-- begin Material provided --

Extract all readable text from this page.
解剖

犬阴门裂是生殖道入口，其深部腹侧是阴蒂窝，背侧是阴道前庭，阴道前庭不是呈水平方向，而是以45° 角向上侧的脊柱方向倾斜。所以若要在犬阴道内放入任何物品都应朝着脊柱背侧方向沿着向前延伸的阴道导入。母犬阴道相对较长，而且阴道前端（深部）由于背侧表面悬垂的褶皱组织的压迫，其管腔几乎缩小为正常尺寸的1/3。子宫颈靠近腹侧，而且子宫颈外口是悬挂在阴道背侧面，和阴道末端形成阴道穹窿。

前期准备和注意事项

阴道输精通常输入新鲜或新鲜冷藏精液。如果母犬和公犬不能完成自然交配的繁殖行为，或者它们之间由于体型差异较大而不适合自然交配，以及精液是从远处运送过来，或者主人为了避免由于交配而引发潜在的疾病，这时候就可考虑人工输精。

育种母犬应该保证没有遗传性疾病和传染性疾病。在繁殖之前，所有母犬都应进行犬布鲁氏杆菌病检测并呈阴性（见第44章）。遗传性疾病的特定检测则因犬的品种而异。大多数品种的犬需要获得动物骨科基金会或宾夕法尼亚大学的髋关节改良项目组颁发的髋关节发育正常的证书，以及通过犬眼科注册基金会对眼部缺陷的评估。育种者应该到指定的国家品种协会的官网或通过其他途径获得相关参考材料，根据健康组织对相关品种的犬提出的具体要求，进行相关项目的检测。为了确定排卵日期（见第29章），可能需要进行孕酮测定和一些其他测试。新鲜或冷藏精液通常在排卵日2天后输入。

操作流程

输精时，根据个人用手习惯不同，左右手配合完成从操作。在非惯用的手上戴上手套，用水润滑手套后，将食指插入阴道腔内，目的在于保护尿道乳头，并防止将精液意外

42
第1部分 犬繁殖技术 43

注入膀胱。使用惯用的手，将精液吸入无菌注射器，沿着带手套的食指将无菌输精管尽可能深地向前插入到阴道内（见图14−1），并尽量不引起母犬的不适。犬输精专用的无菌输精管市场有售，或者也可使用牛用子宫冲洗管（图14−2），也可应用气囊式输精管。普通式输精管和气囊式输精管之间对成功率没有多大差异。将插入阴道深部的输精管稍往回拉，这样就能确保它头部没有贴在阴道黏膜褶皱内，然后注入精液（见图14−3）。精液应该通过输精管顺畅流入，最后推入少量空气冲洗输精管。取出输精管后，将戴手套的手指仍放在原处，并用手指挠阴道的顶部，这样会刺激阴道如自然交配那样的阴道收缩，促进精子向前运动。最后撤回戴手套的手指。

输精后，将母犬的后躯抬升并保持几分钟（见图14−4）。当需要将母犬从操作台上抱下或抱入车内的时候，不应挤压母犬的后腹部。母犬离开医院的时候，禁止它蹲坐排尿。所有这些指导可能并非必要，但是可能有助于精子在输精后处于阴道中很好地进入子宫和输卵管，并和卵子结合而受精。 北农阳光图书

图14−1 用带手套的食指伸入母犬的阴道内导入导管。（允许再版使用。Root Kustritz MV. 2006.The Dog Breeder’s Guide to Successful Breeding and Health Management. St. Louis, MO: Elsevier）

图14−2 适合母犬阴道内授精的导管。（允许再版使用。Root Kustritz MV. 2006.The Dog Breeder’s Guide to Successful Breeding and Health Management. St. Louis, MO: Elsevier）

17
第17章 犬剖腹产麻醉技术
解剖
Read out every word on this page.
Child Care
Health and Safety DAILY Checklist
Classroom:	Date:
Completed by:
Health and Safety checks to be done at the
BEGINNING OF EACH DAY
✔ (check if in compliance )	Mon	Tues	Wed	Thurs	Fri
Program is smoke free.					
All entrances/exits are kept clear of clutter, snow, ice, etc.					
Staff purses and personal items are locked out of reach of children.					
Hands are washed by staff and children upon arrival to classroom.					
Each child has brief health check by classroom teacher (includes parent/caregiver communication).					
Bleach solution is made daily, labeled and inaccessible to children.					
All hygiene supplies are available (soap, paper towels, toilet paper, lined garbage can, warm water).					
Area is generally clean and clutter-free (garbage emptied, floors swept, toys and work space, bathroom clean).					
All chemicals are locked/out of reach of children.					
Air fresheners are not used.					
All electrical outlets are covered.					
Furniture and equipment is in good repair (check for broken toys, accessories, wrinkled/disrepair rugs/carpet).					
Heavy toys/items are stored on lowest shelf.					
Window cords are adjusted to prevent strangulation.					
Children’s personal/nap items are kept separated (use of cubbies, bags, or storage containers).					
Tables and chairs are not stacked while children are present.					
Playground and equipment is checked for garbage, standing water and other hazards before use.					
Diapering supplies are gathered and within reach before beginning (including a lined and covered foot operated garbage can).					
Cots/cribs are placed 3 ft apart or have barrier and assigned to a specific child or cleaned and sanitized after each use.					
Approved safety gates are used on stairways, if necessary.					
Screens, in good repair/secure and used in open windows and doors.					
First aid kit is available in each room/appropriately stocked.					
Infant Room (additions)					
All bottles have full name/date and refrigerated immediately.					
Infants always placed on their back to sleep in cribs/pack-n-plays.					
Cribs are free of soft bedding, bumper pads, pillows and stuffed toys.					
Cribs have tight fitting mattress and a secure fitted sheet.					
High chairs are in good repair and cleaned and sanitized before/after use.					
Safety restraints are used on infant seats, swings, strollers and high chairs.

-- end Material provided --

> [Exercise details]:
Pick each line holding the word "items" out of the listing.

> [Answer to the task]:
Staff purses and personal items are locked out of reach of children.					
Heavy toys/items are stored on lowest shelf.					
Children’s personal/nap items are kept separated (use of cubbies, bags, or storage containers).					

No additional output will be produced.